STATED GOAL
Copy out all lines carrying the word "路通业兴福万家".

[Extracted data entries]
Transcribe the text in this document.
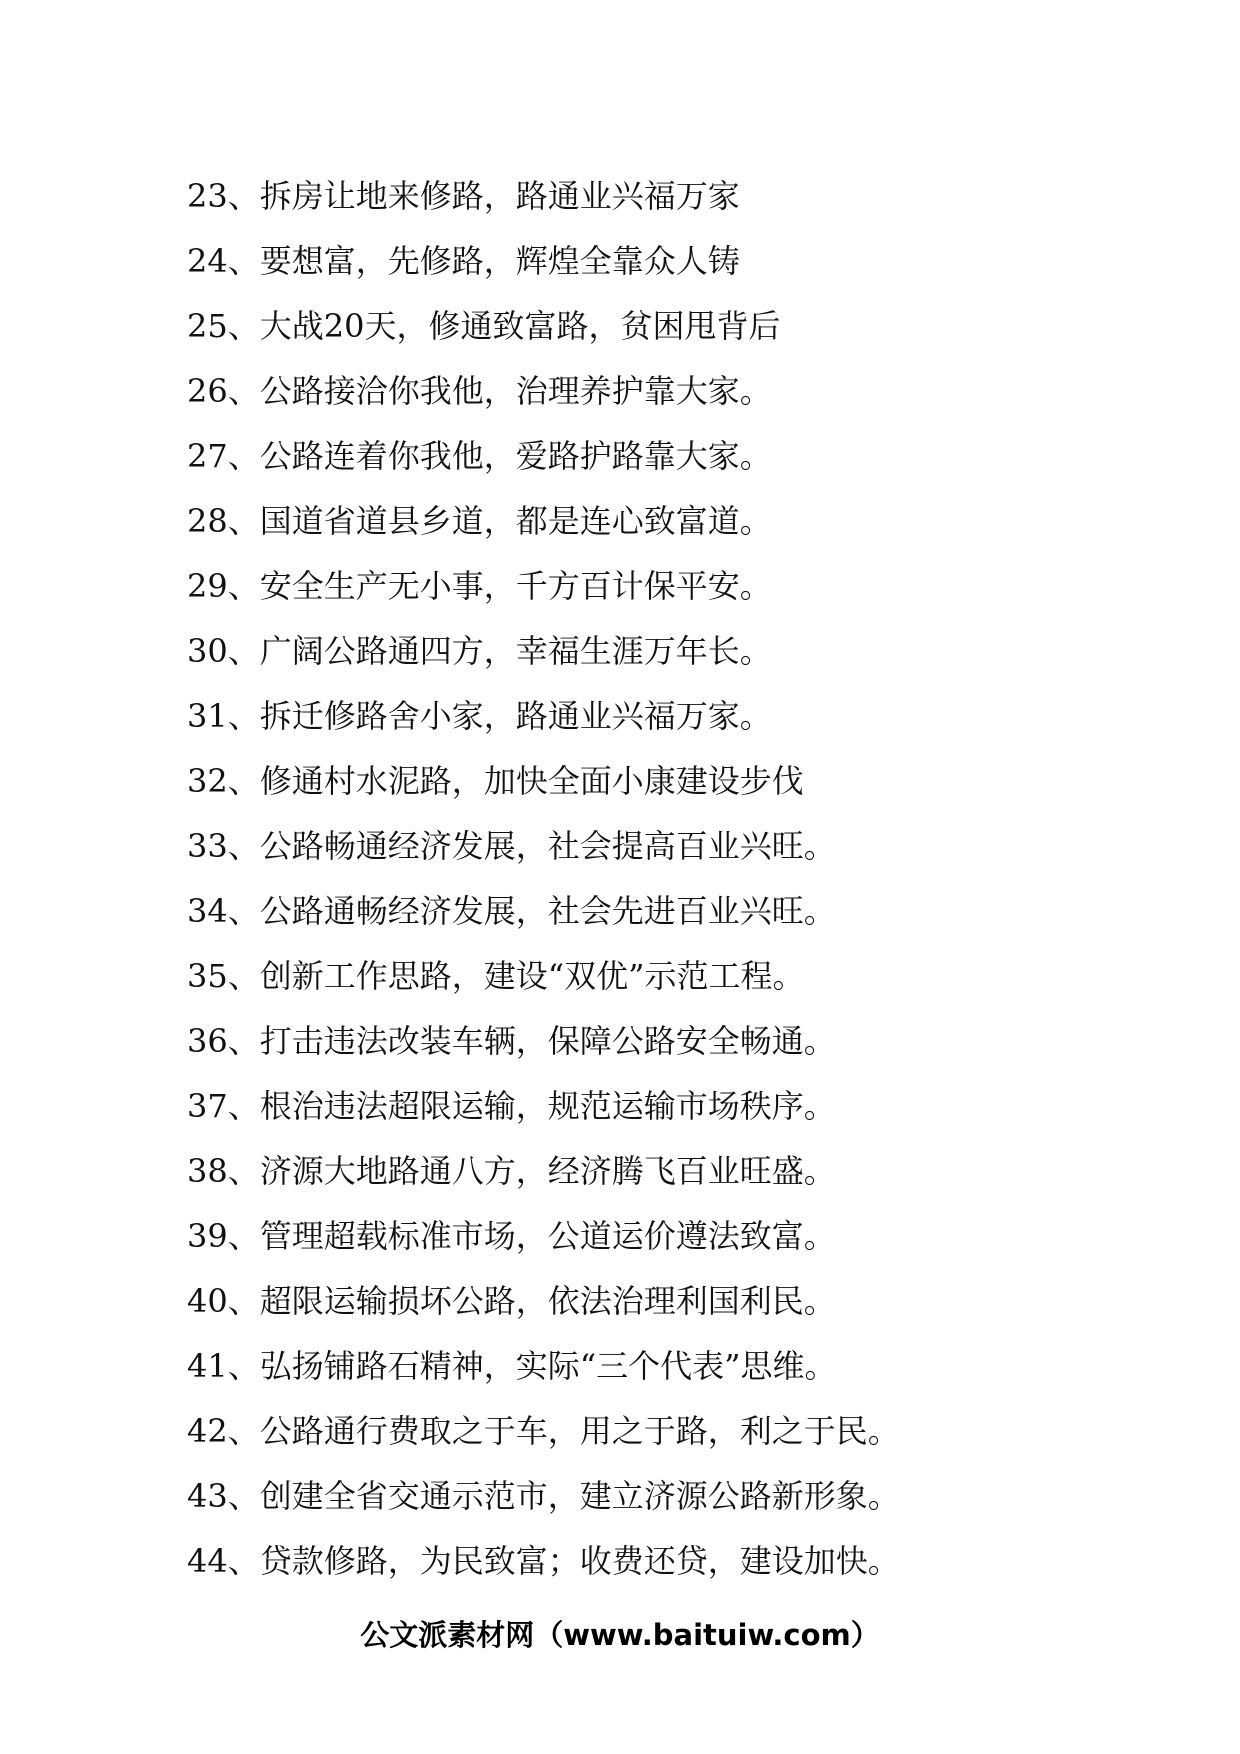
23、拆房让地来修路，路通业兴福万家
24、要想富，先修路，辉煌全靠众人铸
25、大战20天，修通致富路，贫困甩背后
26、公路接洽你我他，治理养护靠大家。
27、公路连着你我他，爱路护路靠大家。
28、国道省道县乡道，都是连心致富道。
29、安全生产无小事，千方百计保平安。
30、广阔公路通四方，幸福生涯万年长。
31、拆迁修路舍小家，路通业兴福万家。
32、修通村水泥路，加快全面小康建设步伐
33、公路畅通经济发展，社会提高百业兴旺。
34、公路通畅经济发展，社会先进百业兴旺。
35、创新工作思路，建设“双优”示范工程。
36、打击违法改装车辆，保障公路安全畅通。
37、根治违法超限运输，规范运输市场秩序。
38、济源大地路通八方，经济腾飞百业旺盛。
39、管理超载标准市场，公道运价遵法致富。
40、超限运输损坏公路，依法治理利国利民。
41、弘扬铺路石精神，实际“三个代表”思维。
42、公路通行费取之于车，用之于路，利之于民。
43、创建全省交通示范市，建立济源公路新形象。
44、贷款修路，为民致富；收费还贷，建设加快。
公文派素材网（www.baituiw.com）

PROBLEM SOLUTION
23、拆房让地来修路，路通业兴福万家
31、拆迁修路舍小家，路通业兴福万家。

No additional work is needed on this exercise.